* _Request_:
Pick out every line holding the string "JSON" and copy it.

** start of Data shown **

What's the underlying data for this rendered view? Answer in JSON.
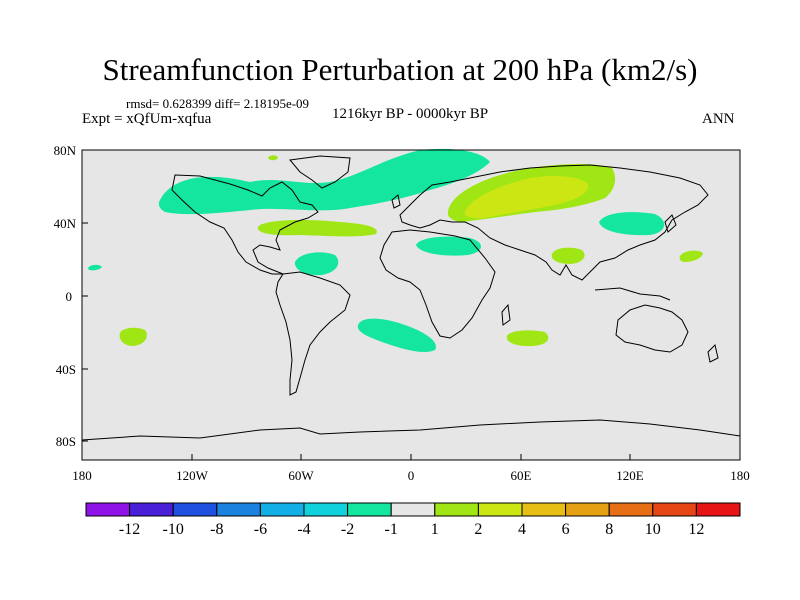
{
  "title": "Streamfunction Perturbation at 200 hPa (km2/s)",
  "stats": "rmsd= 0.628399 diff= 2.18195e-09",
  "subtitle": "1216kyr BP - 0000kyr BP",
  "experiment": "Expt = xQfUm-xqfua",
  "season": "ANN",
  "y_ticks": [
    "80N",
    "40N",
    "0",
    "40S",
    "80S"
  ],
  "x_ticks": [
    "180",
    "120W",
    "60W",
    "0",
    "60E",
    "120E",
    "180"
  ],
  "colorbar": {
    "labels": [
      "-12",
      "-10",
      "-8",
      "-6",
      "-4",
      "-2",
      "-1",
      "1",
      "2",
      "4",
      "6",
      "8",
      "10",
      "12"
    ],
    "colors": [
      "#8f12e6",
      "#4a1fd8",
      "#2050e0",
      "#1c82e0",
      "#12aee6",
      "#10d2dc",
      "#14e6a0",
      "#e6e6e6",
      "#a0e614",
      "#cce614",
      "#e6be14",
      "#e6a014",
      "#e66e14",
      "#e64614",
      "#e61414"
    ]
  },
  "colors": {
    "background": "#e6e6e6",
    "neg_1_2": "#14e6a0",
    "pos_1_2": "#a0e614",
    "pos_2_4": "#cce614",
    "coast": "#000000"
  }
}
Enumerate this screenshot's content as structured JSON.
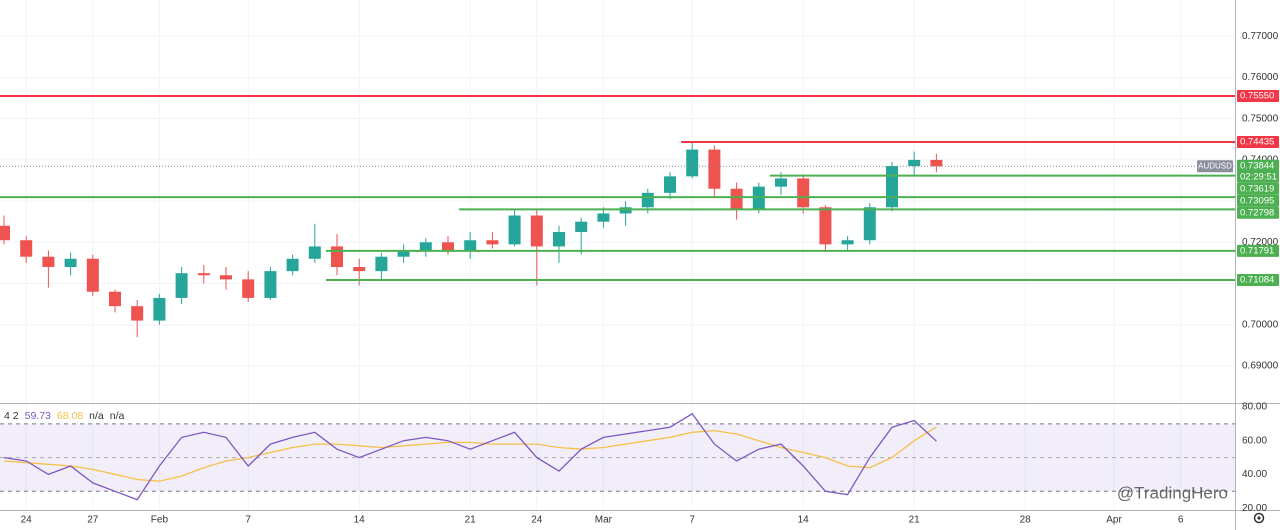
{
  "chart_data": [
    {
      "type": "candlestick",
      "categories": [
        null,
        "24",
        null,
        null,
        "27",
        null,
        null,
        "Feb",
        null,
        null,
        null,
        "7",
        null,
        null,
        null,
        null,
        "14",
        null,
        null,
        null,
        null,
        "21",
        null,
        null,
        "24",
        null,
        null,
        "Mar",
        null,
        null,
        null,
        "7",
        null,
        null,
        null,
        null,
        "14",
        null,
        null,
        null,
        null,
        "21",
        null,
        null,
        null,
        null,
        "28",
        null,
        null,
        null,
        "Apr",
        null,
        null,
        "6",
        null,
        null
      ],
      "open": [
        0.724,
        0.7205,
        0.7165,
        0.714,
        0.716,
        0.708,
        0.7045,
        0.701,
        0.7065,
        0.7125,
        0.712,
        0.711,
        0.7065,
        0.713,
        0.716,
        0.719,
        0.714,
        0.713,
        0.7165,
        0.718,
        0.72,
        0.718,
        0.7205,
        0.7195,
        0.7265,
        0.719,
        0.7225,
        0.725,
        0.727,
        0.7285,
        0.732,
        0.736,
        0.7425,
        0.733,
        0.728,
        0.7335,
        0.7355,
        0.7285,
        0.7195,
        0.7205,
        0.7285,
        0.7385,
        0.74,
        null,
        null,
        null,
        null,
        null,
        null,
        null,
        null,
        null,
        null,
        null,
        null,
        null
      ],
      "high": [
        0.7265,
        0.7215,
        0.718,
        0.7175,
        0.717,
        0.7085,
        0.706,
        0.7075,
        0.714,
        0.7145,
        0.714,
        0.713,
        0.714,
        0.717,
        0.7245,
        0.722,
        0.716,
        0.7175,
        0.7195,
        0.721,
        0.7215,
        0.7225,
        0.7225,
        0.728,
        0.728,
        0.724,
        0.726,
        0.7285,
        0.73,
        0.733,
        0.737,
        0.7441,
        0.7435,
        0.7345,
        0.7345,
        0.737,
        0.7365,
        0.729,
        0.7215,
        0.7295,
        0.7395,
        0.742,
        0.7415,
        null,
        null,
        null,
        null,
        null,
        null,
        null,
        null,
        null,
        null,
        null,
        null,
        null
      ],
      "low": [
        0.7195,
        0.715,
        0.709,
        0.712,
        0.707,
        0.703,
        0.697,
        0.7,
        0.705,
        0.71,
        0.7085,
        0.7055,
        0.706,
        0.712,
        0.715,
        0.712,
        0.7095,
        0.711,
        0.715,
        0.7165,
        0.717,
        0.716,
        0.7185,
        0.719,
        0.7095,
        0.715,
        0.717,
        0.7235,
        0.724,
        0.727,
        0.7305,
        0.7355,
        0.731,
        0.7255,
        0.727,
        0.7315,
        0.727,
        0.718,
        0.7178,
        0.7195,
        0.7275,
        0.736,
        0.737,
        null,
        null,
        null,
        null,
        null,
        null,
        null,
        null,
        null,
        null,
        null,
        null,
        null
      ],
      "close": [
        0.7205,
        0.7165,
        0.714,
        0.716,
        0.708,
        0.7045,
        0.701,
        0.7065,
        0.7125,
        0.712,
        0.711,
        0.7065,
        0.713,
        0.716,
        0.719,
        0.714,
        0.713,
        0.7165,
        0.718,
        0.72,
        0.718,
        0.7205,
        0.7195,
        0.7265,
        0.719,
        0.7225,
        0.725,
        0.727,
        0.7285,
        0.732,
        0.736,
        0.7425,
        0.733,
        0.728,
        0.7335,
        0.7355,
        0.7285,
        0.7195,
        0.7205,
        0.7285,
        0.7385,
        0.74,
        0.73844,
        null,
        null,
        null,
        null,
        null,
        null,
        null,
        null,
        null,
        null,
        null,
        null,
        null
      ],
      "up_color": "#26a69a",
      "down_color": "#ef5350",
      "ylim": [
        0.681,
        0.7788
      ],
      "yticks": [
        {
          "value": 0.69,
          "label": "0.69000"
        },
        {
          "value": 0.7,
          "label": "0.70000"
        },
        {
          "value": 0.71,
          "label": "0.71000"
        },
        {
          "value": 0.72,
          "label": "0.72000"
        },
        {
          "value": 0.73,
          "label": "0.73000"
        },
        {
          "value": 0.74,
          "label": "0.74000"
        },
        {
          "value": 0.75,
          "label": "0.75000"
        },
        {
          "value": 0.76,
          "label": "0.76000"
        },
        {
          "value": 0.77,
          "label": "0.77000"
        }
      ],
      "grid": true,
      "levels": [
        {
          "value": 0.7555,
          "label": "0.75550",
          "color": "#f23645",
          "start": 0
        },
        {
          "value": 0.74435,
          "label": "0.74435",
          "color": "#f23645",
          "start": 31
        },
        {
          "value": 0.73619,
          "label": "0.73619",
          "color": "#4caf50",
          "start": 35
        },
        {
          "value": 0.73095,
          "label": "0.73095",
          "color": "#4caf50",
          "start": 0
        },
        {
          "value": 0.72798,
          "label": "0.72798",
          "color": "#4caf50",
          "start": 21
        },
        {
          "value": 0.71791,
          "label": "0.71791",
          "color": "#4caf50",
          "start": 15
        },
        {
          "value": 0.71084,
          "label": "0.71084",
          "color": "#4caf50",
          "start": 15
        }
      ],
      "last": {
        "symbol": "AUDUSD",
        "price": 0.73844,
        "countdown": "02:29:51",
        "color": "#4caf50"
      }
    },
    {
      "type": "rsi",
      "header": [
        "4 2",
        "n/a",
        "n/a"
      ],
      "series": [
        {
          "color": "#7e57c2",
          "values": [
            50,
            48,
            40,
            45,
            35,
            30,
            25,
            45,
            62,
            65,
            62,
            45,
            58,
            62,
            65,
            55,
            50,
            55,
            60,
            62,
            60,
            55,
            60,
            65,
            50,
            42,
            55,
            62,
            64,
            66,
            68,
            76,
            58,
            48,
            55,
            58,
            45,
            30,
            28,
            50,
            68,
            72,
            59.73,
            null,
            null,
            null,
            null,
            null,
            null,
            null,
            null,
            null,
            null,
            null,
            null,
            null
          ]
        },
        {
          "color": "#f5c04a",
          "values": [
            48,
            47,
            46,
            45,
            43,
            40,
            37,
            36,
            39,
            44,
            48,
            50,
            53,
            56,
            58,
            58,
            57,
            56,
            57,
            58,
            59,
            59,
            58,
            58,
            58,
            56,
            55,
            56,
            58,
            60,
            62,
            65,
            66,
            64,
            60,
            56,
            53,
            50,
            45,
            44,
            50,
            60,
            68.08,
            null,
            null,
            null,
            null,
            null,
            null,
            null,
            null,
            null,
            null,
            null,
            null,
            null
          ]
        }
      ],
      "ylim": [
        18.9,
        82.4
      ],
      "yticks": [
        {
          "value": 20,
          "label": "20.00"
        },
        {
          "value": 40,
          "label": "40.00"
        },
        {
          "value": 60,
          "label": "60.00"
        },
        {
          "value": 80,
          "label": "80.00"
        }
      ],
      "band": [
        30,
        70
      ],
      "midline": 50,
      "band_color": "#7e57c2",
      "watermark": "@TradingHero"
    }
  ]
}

** end of Data shown **

* _Solution_:
What's the underlying data for this rendered view? Answer in JSON.
Enumerate this screenshot's content as structured JSON.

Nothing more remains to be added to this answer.